# PASSAGE SHOWN:
========================================
Then Daniel Mensher noticed that some people lost their homes in places where the surrounding forest hadn't burned at all.
Last month, WW first reported that incident command reports from the Beachie Creek Fire showed the blaze was fueled by at least 13 smaller fires sparked by downed power lines. On Sept. 29, two residents of Stayton, Ore., sued the utility PacifiCorp, alleging the company's failure to shut off its electrical grid in a windstorm left them and many others destitute.
"Despite being warned of extremely critical fire conditions, defendants left their power lines energized," the lawsuit says. "Defendants' energized power lines ignited massive, deadly and destructive fires that raced down the canyons, igniting and destroying homes, businesses and schools. These fires burned over hundreds of thousands of acres, destroyed thousands of structures, killed people and upended countless lives."
PacifiCorp did not respond to WW's request for comment. The utility told other news outlets that it does not comment on pending litigation.
Mensher is one of the plaintiffs' attorneys. He's drawing on a environmental law degree from Lewis & Clark Law School, where he also taught. His experience with Oregon forest practices led him to expect certain patterns in wildfire behavior. He says the Beachie Creek Fire shows something very different.
In fact, Mensher tells WW news editor Aaron Mesh, the fires that destroyed the Santiam Canyon weren't inevitable. They weren't just a byproduct of climate change, a result of poor forest management, or an act of God.
He says they were a result of negligence. And he says he can prove it in the burn patterns.
========================================
# DATA EXTRACT:

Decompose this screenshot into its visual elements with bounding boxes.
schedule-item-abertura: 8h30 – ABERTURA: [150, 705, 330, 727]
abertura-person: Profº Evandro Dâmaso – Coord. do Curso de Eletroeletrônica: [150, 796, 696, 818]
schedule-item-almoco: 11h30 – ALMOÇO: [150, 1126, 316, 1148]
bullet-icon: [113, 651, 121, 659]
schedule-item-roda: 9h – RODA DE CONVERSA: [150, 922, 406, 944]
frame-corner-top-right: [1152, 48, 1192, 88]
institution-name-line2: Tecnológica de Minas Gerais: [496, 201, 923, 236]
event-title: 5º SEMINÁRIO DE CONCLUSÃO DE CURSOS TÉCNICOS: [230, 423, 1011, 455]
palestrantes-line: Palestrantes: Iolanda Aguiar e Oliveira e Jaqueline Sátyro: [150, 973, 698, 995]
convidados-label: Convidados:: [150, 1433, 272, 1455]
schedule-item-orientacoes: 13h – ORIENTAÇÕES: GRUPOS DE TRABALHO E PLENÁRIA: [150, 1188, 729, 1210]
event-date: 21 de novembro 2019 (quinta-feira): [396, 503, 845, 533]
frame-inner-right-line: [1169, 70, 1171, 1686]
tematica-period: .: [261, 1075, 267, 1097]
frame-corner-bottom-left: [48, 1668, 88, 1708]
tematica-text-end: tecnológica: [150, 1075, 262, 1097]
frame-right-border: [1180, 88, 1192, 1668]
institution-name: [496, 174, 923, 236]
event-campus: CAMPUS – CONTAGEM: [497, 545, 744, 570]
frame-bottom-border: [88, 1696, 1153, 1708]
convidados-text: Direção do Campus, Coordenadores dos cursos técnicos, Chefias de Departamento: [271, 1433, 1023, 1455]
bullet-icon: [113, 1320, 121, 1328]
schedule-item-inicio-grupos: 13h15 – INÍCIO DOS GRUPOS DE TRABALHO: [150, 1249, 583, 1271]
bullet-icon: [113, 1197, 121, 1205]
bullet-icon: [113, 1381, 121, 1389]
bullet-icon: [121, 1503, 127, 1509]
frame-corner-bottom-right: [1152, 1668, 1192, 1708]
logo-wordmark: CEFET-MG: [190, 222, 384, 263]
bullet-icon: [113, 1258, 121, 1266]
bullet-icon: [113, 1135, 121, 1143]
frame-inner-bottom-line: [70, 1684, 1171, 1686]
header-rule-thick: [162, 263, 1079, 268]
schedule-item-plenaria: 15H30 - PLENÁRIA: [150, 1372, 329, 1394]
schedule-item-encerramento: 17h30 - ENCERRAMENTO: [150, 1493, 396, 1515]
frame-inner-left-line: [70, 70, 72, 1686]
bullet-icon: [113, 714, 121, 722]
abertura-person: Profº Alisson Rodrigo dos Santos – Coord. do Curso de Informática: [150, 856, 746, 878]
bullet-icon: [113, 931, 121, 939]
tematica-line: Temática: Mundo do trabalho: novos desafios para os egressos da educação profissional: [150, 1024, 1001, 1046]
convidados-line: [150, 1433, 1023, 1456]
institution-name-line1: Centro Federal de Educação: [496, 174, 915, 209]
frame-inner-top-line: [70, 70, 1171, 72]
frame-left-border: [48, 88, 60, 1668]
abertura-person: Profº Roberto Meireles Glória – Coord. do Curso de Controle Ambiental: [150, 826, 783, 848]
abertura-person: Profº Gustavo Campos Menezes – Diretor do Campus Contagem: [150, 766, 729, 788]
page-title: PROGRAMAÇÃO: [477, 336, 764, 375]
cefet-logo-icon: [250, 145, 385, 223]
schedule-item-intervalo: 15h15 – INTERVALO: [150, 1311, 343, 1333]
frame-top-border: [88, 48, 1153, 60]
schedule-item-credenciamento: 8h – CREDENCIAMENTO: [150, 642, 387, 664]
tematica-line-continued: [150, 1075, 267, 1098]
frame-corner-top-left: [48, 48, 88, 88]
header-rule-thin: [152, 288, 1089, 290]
========================================
# ACTIVITY 1:
In the Beachie Creek Fire passage, how many smaller fires sparked by downed power lines fueled the blaze?
# ACTIVITY 2:
Write out the part of the Beachie Creek Fire passage between "PacifiCorp did not" and "act of God.", inclusive.
Rely only on the Beachie Creek Fire passage.

# WRITTEN SOLUTION 1:
At least 13.

# WRITTEN SOLUTION 2:
PacifiCorp did not respond to WW's request for comment. The utility told other news outlets that it does not comment on pending litigation.
Mensher is one of the plaintiffs' attorneys. He's drawing on a environmental law degree from Lewis & Clark Law School, where he also taught. His experience with Oregon forest practices led him to expect certain patterns in wildfire behavior. He says the Beachie Creek Fire shows something very different.
In fact, Mensher tells WW news editor Aaron Mesh, the fires that destroyed the Santiam Canyon weren't inevitable. They weren't just a byproduct of climate change, a result of poor forest management, or an act of God.